__Required work__
Recast every line of the material below as a Markdown table with two columns, Row and Line. Number each row and leave out any blank lines.

__Input rows__
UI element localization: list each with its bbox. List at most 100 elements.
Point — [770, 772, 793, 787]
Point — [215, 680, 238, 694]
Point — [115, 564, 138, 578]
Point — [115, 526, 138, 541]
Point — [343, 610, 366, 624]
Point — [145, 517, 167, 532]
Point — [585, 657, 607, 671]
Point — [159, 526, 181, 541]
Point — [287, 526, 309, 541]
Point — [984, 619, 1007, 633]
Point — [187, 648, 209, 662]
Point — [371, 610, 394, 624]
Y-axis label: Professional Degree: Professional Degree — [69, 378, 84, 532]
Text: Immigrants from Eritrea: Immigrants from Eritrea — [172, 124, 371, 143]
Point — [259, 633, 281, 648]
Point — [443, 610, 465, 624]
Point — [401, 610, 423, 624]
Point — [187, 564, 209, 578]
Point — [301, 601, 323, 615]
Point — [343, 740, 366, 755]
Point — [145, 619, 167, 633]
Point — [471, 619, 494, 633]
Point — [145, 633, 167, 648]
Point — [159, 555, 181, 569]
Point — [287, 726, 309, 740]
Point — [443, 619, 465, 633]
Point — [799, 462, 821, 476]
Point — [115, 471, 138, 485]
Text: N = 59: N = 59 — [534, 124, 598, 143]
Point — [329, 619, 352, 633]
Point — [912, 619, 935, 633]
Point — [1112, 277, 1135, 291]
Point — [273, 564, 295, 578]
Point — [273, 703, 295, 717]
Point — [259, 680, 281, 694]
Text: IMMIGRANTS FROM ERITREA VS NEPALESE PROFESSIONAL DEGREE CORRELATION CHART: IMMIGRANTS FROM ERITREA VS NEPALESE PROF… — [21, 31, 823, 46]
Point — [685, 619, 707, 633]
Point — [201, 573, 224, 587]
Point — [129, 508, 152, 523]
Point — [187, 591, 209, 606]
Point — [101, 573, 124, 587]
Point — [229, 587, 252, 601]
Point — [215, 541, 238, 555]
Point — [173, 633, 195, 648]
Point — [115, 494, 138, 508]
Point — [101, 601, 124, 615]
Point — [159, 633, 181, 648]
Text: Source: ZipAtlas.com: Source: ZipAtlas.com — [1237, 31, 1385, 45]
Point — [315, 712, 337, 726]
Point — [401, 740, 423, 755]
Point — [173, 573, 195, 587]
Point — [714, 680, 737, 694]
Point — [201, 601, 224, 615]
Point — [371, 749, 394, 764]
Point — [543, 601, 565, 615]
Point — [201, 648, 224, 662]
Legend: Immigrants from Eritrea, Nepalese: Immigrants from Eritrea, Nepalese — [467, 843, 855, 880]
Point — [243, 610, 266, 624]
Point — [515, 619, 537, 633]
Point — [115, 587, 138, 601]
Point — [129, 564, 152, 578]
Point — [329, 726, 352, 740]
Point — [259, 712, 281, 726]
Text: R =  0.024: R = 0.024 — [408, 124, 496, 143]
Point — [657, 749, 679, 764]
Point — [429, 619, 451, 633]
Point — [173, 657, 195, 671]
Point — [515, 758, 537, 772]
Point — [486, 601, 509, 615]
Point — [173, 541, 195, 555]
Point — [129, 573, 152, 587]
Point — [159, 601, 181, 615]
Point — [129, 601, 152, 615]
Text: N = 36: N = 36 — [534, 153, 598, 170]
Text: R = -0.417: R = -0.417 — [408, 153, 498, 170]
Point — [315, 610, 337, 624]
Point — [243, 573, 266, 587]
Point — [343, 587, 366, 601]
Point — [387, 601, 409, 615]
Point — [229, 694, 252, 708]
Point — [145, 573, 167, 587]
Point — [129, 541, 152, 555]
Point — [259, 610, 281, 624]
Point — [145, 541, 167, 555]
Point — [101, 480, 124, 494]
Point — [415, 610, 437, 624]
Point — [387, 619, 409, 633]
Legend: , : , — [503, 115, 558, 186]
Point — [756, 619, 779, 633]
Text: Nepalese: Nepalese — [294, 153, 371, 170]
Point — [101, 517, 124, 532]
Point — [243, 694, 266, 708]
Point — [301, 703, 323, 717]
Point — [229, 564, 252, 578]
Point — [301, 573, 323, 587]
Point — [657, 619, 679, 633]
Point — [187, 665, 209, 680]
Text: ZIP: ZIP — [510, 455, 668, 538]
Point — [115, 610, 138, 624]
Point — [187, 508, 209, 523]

__Response to the task__
| Row | Line |
|---|---|
| 1 | UI element localization: list each with its bbox. List at most 100 elements. |
| 2 | Point — [770, 772, 793, 787] |
| 3 | Point — [215, 680, 238, 694] |
| 4 | Point — [115, 564, 138, 578] |
| 5 | Point — [115, 526, 138, 541] |
| 6 | Point — [343, 610, 366, 624] |
| 7 | Point — [145, 517, 167, 532] |
| 8 | Point — [585, 657, 607, 671] |
| 9 | Point — [159, 526, 181, 541] |
| 10 | Point — [287, 526, 309, 541] |
| 11 | Point — [984, 619, 1007, 633] |
| 12 | Point — [187, 648, 209, 662] |
| 13 | Point — [371, 610, 394, 624] |
| 14 | Y-axis label: Professional Degree: Professional Degree — [69, 378, 84, 532] |
| 15 | Text: Immigrants from Eritrea: Immigrants from Eritrea — [172, 124, 371, 143] |
| 16 | Point — [259, 633, 281, 648] |
| 17 | Point — [443, 610, 465, 624] |
| 18 | Point — [401, 610, 423, 624] |
| 19 | Point — [187, 564, 209, 578] |
| 20 | Point — [301, 601, 323, 615] |
| 21 | Point — [343, 740, 366, 755] |
| 22 | Point — [145, 619, 167, 633] |
| 23 | Point — [471, 619, 494, 633] |
| 24 | Point — [145, 633, 167, 648] |
| 25 | Point — [159, 555, 181, 569] |
| 26 | Point — [287, 726, 309, 740] |
| 27 | Point — [443, 619, 465, 633] |
| 28 | Point — [799, 462, 821, 476] |
| 29 | Point — [115, 471, 138, 485] |
| 30 | Text: N = 59: N = 59 — [534, 124, 598, 143] |
| 31 | Point — [329, 619, 352, 633] |
| 32 | Point — [912, 619, 935, 633] |
| 33 | Point — [1112, 277, 1135, 291] |
| 34 | Point — [273, 564, 295, 578] |
| 35 | Point — [273, 703, 295, 717] |
| 36 | Point — [259, 680, 281, 694] |
| 37 | Text: IMMIGRANTS FROM ERITREA VS NEPALESE PROFESSIONAL DEGREE CORRELATION CHART: IMMIGRANTS FROM ERITREA VS NEPALESE PROF… — [21, 31, 823, 46] |
| 38 | Point — [685, 619, 707, 633] |
| 39 | Point — [201, 573, 224, 587] |
| 40 | Point — [129, 508, 152, 523] |
| 41 | Point — [187, 591, 209, 606] |
| 42 | Point — [101, 573, 124, 587] |
| 43 | Point — [229, 587, 252, 601] |
| 44 | Point — [215, 541, 238, 555] |
| 45 | Point — [173, 633, 195, 648] |
| 46 | Point — [115, 494, 138, 508] |
| 47 | Point — [101, 601, 124, 615] |
| 48 | Point — [159, 633, 181, 648] |
| 49 | Text: Source: ZipAtlas.com: Source: ZipAtlas.com — [1237, 31, 1385, 45] |
| 50 | Point — [315, 712, 337, 726] |
| 51 | Point — [401, 740, 423, 755] |
| 52 | Point — [173, 573, 195, 587] |
| 53 | Point — [714, 680, 737, 694] |
| 54 | Point — [201, 601, 224, 615] |
| 55 | Point — [371, 749, 394, 764] |
| 56 | Point — [543, 601, 565, 615] |
| 57 | Point — [201, 648, 224, 662] |
| 58 | Legend: Immigrants from Eritrea, Nepalese: Immigrants from Eritrea, Nepalese — [467, 843, 855, 880] |
| 59 | Point — [243, 610, 266, 624] |
| 60 | Point — [515, 619, 537, 633] |
| 61 | Point — [115, 587, 138, 601] |
| 62 | Point — [129, 564, 152, 578] |
| 63 | Point — [329, 726, 352, 740] |
| 64 | Point — [259, 712, 281, 726] |
| 65 | Text: R =  0.024: R = 0.024 — [408, 124, 496, 143] |
| 66 | Point — [657, 749, 679, 764] |
| 67 | Point — [429, 619, 451, 633] |
| 68 | Point — [173, 657, 195, 671] |
| 69 | Point — [515, 758, 537, 772] |
| 70 | Point — [486, 601, 509, 615] |
| 71 | Point — [173, 541, 195, 555] |
| 72 | Point — [129, 573, 152, 587] |
| 73 | Point — [159, 601, 181, 615] |
| 74 | Point — [129, 601, 152, 615] |
| 75 | Text: N = 36: N = 36 — [534, 153, 598, 170] |
| 76 | Text: R = -0.417: R = -0.417 — [408, 153, 498, 170] |
| 77 | Point — [315, 610, 337, 624] |
| 78 | Point — [243, 573, 266, 587] |
| 79 | Point — [343, 587, 366, 601] |
| 80 | Point — [387, 601, 409, 615] |
| 81 | Point — [229, 694, 252, 708] |
| 82 | Point — [145, 573, 167, 587] |
| 83 | Point — [129, 541, 152, 555] |
| 84 | Point — [259, 610, 281, 624] |
| 85 | Point — [145, 541, 167, 555] |
| 86 | Point — [101, 480, 124, 494] |
| 87 | Point — [415, 610, 437, 624] |
| 88 | Point — [387, 619, 409, 633] |
| 89 | Legend: , : , — [503, 115, 558, 186] |
| 90 | Point — [756, 619, 779, 633] |
| 91 | Text: Nepalese: Nepalese — [294, 153, 371, 170] |
| 92 | Point — [101, 517, 124, 532] |
| 93 | Point — [243, 694, 266, 708] |
| 94 | Point — [301, 703, 323, 717] |
| 95 | Point — [229, 564, 252, 578] |
| 96 | Point — [301, 573, 323, 587] |
| 97 | Point — [657, 619, 679, 633] |
| 98 | Point — [187, 665, 209, 680] |
| 99 | Text: ZIP: ZIP — [510, 455, 668, 538] |
| 100 | Point — [115, 610, 138, 624] |
| 101 | Point — [187, 508, 209, 523] |